**Exercise brief:** For each line that holds "inférieur", copy the line out.

--------------------------------

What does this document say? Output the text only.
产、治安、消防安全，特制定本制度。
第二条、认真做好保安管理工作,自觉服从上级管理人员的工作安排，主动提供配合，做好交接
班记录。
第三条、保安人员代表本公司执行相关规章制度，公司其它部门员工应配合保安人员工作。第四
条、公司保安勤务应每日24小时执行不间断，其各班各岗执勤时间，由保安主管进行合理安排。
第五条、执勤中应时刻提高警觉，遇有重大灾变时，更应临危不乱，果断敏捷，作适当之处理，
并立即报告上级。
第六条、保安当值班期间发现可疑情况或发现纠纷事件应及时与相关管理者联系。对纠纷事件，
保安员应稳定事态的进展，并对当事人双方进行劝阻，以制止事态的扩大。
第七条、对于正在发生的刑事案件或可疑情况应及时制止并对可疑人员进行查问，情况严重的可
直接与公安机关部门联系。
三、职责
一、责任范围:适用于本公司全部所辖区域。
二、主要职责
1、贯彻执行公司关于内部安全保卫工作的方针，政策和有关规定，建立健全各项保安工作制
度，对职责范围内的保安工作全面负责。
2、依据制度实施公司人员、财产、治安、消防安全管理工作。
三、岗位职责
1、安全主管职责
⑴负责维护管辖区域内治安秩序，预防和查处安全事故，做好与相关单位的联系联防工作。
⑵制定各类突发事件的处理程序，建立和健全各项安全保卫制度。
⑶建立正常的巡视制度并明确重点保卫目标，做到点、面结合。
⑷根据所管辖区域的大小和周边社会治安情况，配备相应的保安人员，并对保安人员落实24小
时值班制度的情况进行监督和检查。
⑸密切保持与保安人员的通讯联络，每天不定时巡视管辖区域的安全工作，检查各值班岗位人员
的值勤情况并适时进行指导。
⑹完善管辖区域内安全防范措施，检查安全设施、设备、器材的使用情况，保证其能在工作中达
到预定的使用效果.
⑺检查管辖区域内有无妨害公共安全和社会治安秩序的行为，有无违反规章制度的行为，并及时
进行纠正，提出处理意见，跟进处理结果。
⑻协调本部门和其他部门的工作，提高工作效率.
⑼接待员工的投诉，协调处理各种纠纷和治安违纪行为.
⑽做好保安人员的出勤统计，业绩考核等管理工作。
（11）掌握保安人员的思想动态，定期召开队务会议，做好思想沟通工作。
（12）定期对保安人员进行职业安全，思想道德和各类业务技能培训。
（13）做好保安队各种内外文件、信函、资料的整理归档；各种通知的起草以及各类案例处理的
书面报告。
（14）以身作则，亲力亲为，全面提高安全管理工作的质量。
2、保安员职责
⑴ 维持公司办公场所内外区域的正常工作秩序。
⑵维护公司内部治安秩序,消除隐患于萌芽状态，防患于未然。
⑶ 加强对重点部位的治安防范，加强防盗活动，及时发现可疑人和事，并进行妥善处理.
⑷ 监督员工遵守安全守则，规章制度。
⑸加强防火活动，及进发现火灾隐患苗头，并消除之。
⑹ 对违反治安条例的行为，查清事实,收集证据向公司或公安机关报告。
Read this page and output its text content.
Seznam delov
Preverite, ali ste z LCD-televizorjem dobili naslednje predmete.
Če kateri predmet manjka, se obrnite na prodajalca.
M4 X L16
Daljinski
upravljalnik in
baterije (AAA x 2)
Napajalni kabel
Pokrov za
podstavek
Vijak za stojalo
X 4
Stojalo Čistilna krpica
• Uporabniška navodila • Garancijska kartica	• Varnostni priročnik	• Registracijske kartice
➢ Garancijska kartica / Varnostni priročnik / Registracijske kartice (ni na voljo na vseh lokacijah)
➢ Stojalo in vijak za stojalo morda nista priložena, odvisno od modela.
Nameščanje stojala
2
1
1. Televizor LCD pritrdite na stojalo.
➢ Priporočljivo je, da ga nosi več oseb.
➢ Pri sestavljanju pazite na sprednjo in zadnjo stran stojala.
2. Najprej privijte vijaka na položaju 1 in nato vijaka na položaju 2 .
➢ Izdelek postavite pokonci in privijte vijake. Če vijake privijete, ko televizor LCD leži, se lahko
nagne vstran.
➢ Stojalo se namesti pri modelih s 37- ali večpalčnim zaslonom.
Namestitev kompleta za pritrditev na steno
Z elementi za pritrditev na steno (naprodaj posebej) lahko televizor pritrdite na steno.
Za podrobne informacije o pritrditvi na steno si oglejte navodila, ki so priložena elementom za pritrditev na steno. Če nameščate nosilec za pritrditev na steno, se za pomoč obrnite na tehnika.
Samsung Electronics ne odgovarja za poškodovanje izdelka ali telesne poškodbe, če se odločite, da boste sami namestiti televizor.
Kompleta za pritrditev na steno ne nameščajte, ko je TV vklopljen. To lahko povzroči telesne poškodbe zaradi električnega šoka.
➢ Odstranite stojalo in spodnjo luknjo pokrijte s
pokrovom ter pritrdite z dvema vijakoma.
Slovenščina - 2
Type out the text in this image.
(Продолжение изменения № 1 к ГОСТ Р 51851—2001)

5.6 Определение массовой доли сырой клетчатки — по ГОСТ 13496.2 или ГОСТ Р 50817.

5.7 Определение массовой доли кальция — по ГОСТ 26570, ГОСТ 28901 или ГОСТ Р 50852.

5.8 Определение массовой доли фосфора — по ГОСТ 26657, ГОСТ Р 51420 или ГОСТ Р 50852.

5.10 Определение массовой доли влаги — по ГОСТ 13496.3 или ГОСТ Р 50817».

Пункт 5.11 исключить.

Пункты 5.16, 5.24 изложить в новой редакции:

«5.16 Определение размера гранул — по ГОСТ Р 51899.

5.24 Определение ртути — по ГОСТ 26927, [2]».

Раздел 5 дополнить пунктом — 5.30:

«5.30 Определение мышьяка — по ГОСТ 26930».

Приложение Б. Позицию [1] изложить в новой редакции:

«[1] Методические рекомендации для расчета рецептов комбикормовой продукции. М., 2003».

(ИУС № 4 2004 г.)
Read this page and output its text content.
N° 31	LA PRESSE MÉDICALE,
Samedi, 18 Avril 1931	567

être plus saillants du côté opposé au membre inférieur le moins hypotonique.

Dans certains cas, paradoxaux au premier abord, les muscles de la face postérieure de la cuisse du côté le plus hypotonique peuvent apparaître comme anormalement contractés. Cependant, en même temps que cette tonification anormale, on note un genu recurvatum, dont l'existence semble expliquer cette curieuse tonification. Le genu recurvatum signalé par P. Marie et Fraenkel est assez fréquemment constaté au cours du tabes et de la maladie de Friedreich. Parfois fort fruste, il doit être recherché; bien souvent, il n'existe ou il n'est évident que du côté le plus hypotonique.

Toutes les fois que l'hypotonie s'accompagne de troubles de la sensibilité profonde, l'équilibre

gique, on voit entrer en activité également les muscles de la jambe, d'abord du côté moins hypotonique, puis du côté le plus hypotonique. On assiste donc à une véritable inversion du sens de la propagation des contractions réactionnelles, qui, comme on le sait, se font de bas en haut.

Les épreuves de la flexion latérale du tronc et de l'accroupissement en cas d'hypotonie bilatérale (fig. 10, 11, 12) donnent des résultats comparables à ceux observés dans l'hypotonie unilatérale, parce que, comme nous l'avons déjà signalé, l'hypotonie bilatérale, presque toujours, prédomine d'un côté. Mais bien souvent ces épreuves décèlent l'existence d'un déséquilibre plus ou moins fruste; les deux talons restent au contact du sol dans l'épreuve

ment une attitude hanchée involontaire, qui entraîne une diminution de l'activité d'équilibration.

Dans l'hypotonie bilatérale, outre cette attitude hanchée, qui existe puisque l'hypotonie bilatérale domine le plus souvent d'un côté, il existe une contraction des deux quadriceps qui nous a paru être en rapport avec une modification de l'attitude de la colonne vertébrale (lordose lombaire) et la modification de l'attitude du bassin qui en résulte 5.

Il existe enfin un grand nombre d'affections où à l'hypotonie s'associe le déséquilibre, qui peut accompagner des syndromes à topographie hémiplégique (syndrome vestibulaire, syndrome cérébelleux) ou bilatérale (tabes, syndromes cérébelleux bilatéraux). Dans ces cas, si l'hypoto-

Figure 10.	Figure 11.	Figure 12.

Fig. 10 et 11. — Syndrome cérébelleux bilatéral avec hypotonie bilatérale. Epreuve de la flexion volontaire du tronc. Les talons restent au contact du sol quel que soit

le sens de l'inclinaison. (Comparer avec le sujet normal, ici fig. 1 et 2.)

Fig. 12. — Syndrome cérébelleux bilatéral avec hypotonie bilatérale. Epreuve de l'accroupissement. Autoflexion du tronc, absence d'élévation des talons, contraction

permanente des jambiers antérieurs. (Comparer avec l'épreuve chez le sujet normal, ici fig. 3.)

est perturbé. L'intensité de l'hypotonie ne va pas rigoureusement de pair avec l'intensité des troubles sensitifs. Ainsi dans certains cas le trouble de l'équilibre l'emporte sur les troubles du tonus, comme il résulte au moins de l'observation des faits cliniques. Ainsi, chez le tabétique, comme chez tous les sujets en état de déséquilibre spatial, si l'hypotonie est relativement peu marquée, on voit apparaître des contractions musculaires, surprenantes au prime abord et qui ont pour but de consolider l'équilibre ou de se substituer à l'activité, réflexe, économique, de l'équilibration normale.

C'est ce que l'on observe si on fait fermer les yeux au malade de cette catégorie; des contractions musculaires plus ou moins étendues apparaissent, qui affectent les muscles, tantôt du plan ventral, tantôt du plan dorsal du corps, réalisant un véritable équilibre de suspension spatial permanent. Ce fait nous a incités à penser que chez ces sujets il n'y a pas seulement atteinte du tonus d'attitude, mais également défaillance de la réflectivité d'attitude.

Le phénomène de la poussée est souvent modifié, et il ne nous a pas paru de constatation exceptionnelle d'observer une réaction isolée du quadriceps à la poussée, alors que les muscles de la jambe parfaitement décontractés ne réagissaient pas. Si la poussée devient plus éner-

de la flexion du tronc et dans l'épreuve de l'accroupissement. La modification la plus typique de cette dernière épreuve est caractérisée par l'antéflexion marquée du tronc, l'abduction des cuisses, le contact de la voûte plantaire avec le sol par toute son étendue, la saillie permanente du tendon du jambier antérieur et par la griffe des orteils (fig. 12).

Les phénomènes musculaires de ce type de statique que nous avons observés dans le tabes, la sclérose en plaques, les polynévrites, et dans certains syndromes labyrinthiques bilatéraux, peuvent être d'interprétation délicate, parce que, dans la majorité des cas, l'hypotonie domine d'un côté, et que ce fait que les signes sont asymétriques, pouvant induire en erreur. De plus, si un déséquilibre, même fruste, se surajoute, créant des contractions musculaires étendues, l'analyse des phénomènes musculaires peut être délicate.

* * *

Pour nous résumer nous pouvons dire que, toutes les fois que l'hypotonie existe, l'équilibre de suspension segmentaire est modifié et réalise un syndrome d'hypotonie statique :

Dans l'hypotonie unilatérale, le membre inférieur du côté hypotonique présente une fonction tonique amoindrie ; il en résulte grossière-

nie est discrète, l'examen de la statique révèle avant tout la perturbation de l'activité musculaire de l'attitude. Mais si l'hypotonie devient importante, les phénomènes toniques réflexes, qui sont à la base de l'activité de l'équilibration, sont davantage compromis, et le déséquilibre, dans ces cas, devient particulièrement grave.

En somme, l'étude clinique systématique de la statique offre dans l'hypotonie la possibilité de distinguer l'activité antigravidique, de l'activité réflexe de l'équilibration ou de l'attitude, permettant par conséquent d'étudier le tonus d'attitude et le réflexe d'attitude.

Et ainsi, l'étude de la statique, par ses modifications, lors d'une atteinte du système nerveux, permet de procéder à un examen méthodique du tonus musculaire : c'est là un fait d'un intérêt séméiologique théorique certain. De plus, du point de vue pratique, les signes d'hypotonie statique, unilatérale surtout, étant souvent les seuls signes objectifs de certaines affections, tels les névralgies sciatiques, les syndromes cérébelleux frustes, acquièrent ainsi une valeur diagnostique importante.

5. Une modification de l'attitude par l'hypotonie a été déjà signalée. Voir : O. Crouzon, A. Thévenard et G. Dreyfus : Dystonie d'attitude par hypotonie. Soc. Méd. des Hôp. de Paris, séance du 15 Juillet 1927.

--------------------------------

**Full output:**
être plus saillants du côté opposé au membre inférieur le moins hypotonique.
Dans l'hypotonie unilatérale, le membre inférieur du côté hypotonique présente une fonction tonique amoindrie ; il en résulte grossière-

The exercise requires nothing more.